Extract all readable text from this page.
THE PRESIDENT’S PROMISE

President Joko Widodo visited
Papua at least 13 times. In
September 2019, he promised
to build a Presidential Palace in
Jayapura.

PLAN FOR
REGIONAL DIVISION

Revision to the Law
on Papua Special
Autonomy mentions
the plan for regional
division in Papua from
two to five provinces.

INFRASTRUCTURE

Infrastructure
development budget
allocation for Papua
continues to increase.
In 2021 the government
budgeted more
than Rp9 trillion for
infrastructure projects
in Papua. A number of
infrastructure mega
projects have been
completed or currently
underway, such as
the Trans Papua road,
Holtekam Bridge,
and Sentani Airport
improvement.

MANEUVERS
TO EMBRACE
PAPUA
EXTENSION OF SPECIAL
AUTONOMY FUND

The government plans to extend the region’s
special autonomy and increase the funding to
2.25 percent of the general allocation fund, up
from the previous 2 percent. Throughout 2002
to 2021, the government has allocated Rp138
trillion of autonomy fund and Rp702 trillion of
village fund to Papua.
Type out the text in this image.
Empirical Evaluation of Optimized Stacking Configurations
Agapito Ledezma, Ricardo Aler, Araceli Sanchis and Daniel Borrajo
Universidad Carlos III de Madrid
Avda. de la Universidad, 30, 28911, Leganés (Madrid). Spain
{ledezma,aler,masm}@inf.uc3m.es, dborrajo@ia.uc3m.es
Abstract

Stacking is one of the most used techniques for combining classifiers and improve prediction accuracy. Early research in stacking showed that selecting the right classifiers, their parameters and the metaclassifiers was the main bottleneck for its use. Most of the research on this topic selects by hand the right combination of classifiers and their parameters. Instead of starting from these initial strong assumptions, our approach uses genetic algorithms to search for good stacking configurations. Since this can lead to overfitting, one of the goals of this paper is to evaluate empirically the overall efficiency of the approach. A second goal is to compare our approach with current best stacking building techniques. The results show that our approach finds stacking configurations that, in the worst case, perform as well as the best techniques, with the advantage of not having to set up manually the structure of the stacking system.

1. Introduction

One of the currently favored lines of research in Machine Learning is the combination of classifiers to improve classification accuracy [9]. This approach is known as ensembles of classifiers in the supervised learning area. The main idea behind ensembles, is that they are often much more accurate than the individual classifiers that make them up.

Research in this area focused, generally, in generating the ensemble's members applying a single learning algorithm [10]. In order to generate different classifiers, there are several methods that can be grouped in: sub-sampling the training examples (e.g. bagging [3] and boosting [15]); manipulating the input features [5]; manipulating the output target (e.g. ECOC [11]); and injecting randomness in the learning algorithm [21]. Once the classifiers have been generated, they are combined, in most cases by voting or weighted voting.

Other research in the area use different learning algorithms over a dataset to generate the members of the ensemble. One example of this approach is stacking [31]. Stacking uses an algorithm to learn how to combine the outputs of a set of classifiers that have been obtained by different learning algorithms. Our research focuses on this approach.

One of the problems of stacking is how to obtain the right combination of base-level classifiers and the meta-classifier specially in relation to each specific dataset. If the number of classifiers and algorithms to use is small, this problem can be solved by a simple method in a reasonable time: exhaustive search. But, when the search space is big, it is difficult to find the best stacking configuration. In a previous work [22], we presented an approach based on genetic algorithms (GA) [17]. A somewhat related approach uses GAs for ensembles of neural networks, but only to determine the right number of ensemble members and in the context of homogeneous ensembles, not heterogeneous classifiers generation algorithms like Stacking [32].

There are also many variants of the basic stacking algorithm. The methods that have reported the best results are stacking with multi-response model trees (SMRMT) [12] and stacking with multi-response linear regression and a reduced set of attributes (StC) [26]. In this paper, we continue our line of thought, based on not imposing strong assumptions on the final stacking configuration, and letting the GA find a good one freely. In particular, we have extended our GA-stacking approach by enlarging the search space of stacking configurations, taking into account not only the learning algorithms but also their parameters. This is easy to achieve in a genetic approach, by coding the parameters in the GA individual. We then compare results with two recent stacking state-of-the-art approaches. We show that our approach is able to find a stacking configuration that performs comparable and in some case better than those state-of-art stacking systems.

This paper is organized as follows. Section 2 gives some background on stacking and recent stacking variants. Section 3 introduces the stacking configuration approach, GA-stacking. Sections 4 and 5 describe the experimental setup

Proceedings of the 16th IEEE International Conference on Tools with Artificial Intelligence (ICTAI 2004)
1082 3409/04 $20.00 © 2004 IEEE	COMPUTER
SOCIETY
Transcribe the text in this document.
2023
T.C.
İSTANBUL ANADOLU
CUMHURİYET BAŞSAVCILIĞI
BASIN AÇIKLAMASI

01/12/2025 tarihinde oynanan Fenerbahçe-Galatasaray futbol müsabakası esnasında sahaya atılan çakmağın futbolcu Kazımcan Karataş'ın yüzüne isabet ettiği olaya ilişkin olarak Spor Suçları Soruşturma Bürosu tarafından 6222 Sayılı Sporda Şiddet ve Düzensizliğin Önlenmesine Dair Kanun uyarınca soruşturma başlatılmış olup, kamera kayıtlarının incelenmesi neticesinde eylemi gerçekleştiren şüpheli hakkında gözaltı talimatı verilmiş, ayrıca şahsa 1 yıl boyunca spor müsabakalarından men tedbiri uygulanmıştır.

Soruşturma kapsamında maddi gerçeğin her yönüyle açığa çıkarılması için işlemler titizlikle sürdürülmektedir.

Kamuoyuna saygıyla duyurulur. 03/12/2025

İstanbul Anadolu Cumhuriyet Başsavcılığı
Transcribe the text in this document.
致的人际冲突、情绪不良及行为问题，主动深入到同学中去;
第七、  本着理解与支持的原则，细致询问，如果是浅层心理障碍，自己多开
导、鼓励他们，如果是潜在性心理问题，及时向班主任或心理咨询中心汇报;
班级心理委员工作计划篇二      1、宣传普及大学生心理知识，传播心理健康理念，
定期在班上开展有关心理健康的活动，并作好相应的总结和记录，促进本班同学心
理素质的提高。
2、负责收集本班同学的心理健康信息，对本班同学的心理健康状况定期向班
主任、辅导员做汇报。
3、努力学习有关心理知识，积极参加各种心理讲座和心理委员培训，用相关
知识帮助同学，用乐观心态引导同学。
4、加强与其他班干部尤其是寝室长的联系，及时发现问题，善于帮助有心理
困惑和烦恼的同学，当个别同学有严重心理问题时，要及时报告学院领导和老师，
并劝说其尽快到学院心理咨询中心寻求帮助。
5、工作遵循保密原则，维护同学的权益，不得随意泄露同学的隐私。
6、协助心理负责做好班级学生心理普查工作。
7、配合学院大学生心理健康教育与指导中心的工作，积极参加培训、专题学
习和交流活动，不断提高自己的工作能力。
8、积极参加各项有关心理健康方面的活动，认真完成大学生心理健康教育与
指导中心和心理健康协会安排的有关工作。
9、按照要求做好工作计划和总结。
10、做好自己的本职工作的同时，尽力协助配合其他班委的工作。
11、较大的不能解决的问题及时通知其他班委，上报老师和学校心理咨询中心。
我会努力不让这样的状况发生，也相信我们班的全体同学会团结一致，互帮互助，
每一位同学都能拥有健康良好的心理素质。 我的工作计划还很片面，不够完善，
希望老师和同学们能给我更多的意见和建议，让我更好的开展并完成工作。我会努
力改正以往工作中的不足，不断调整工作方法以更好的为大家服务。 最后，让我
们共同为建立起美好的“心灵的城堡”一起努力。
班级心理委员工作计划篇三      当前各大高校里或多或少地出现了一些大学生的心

☆ ☆ ☆ ☆ ☆ ☆ ☆

Only lines that contain the word "allocation" are wanted; copy each of them.

allocation for Papua
2.25 percent of the general allocation fund, up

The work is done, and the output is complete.